● **Instruction**: Arrange the stretch of the material below, from the line containing "Text: PCEᵃ,b) [%]: PCEᵃ,b)" through the line containing "86, 261, 95]", as a Markdown table with the columns Row and Line. Number each row and leave out any blank lines.

● **Data for the task**:

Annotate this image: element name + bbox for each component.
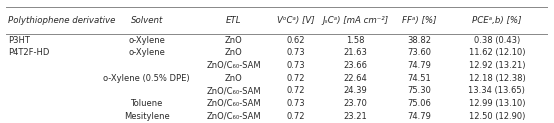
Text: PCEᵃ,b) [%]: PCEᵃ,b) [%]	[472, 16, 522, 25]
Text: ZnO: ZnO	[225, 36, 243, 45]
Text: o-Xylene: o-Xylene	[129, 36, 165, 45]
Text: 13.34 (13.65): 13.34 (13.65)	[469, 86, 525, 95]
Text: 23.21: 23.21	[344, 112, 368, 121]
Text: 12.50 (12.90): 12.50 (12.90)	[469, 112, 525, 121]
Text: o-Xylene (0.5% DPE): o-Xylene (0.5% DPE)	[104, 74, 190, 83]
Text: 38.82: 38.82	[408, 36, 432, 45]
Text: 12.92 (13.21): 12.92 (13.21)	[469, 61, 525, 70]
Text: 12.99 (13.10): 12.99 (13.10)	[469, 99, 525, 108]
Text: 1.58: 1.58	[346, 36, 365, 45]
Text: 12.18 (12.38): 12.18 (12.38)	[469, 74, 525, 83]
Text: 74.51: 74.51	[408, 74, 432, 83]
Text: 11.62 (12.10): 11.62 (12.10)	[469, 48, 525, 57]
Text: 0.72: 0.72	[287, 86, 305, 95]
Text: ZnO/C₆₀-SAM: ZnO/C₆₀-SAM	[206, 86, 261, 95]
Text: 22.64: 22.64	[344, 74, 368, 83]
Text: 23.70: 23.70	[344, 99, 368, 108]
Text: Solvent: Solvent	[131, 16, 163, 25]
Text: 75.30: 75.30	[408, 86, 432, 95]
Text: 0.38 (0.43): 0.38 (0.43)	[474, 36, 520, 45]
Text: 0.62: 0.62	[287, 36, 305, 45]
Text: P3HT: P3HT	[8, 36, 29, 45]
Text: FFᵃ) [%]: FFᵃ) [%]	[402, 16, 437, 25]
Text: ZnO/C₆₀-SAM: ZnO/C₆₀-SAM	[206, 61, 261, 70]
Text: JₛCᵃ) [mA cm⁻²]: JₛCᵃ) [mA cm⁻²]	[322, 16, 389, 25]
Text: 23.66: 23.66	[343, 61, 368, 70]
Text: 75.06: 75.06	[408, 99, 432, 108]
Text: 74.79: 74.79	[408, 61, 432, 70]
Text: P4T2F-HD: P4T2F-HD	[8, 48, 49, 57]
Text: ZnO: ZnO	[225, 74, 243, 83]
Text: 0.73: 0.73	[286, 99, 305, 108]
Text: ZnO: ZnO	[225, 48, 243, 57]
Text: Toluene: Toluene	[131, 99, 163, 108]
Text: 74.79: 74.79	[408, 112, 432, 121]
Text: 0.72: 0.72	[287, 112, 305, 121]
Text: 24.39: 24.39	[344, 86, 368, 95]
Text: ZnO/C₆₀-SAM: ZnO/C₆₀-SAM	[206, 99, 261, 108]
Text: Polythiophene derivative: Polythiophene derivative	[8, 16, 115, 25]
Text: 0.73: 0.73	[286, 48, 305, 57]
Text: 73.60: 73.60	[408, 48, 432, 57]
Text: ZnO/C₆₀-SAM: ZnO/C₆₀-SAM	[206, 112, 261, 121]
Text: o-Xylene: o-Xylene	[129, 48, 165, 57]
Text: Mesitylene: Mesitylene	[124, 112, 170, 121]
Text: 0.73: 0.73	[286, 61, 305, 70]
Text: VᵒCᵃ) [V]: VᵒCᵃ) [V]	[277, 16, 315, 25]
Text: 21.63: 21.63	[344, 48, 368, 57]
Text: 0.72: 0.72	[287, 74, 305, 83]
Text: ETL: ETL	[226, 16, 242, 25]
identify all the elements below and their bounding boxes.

● **Answer**:
| Row | Line |
|---|---|
| 1 | Text: PCEᵃ,b) [%]: PCEᵃ,b) [%]	[472, 16, 522, 25] |
| 2 | Text: ZnO: ZnO	[225, 36, 243, 45] |
| 3 | Text: o-Xylene: o-Xylene	[129, 36, 165, 45] |
| 4 | Text: 13.34 (13.65): 13.34 (13.65)	[469, 86, 525, 95] |
| 5 | Text: 23.21: 23.21	[344, 112, 368, 121] |
| 6 | Text: 12.50 (12.90): 12.50 (12.90)	[469, 112, 525, 121] |
| 7 | Text: o-Xylene (0.5% DPE): o-Xylene (0.5% DPE)	[104, 74, 190, 83] |
| 8 | Text: 38.82: 38.82	[408, 36, 432, 45] |
| 9 | Text: 12.92 (13.21): 12.92 (13.21)	[469, 61, 525, 70] |
| 10 | Text: 12.99 (13.10): 12.99 (13.10)	[469, 99, 525, 108] |
| 11 | Text: 1.58: 1.58	[346, 36, 365, 45] |
| 12 | Text: 12.18 (12.38): 12.18 (12.38)	[469, 74, 525, 83] |
| 13 | Text: 74.51: 74.51	[408, 74, 432, 83] |
| 14 | Text: 11.62 (12.10): 11.62 (12.10)	[469, 48, 525, 57] |
| 15 | Text: 0.72: 0.72	[287, 86, 305, 95] |
| 16 | Text: ZnO/C₆₀-SAM: ZnO/C₆₀-SAM	[206, 86, 261, 95] |